■ **Text segment**
** Begin **

These input and output functions have to be modified depending on the
specific board API. This example uses the standard input/output stream.

Building and running
--------------------

At this stage the directory of the new port should contain::

    ports/example_port/
    ├── main.c
    ├── Makefile
    ├── mpconfigport.h
    ├── mphalport.c
    └── mphalport.h

The port can now be built by running ``make`` (or otherwise, depending on your system).

If you are using the default compiler settings in the Makefile given above then this
will create an executable called ``build/firmware.elf`` which can be executed directly.
To get a functional REPL you may need to first configure the terminal to raw mode:

.. code-block:: bash

   $ stty raw opost -echo
   $ ./build/firmware.elf

That should give a MicroPython REPL.  You can then run commands like:

.. code-block:: bash

   MicroPython v1.13 on 2021-01-01; example-board with unknown-cpu
   >>> import sys
   >>> sys.implementation
   ('micropython', (1, 13, 0))
   >>>

Use Ctrl-D to exit, and then run ``reset`` to reset the terminal.

Adding a module to the port
---------------------------

To add a custom module like ``myport``, first add the module definition in a file
``modmyport.c``:

.. code-block:: c

   #include "py/runtime.h"

   STATIC mp_obj_t myport_info(void) {
       mp_printf(&mp_plat_print, "info about my port\n");
       return mp_const_none;
   }
   STATIC MP_DEFINE_CONST_FUN_OBJ_0(myport_info_obj, myport_info);

   STATIC const mp_rom_map_elem_t myport_module_globals_table[] = {
       { MP_OBJ_NEW_QSTR(MP_QSTR___name__), MP_OBJ_NEW_QSTR(MP_QSTR_myport) },
       { MP_ROM_QSTR(MP_QSTR_info), MP_ROM_PTR(&myport_info_obj) },
   };
   STATIC MP_DEFINE_CONST_DICT(myport_module_globals, myport_module_globals_table);

   const mp_obj_module_t myport_module = {
       .base = { &mp_type_module },
       .globals = (mp_obj_dict_t *)&myport_module_globals,
   };

   MP_REGISTER_MODULE(MP_QSTR_myport, myport_module, 1);

Note: the "1" as the third argument in ``MP_REGISTER_MODULE`` enables this new module
unconditionally. To allow it to be conditionally enabled, replace the "1" by
``MICROPY_PY_MYPORT`` and then add ``#define MICROPY_PY_MYPORT (1)`` in ``mpconfigport.h``
accordingly.

You will also need to edit the Makefile to add ``modmyport.c`` to the ``SRC_C`` list, and
a new line adding the same file to ``SRC_QSTR`` (so qstrs are searched for in this new file),
like this:

.. code-block:: Makefile

   SRC_C = \
       main.c \
       modmyport.c \
       mphalport.c \
       ...

   SRC_QSTR += modmyport.c

If all went correctly then, after rebuilding, you should be able to import the new module:

.. code-block:: bash

    >>> import myport
    >>> myport.info()
    info about my port
    >>>

** End **

■ **Record list**
** Begin **

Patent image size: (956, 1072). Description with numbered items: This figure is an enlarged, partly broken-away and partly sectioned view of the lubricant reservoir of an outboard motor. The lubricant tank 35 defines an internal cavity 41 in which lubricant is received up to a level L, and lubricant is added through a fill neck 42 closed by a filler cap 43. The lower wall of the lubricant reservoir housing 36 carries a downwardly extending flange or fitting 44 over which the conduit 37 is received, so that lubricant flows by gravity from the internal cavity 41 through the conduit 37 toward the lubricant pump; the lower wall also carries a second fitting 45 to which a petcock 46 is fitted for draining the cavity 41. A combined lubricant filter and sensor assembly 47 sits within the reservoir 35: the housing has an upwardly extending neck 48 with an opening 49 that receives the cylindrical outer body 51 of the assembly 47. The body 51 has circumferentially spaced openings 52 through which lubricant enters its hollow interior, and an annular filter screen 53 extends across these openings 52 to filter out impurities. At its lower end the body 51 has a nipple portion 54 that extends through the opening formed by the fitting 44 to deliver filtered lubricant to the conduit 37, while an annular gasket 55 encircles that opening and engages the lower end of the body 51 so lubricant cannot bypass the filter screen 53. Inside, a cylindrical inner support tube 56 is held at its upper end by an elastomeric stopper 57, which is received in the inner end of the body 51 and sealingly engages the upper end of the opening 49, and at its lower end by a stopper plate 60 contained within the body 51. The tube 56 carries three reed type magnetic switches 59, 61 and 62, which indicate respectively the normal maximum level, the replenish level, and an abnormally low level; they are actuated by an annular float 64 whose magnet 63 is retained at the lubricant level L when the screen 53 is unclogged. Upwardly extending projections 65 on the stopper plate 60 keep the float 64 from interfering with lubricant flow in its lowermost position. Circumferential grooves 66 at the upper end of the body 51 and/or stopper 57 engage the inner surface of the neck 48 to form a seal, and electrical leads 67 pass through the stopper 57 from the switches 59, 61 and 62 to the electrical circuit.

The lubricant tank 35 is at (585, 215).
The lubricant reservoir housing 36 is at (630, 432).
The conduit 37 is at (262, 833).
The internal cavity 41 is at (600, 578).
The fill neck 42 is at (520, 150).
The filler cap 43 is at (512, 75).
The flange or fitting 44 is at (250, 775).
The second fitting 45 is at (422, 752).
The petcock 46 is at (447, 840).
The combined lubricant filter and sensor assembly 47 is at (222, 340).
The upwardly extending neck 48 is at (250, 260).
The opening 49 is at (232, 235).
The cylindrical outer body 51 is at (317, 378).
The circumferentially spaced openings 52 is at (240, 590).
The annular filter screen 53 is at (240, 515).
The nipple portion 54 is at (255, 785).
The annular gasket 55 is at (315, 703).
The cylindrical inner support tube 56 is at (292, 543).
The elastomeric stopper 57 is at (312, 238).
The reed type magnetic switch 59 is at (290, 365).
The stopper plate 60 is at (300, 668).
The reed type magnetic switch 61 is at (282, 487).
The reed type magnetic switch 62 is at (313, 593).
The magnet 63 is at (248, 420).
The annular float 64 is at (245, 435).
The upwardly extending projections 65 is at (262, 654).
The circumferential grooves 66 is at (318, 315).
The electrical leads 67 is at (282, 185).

** End **

■ **What you need to do**
Reproduce the passage of the MicroPython porting text between "The port can" and "be executed directly.", inclusive.

■ **Final answer**
The port can now be built by running ``make`` (or otherwise, depending on your system).

If you are using the default compiler settings in the Makefile given above then this
will create an executable called ``build/firmware.elf`` which can be executed directly.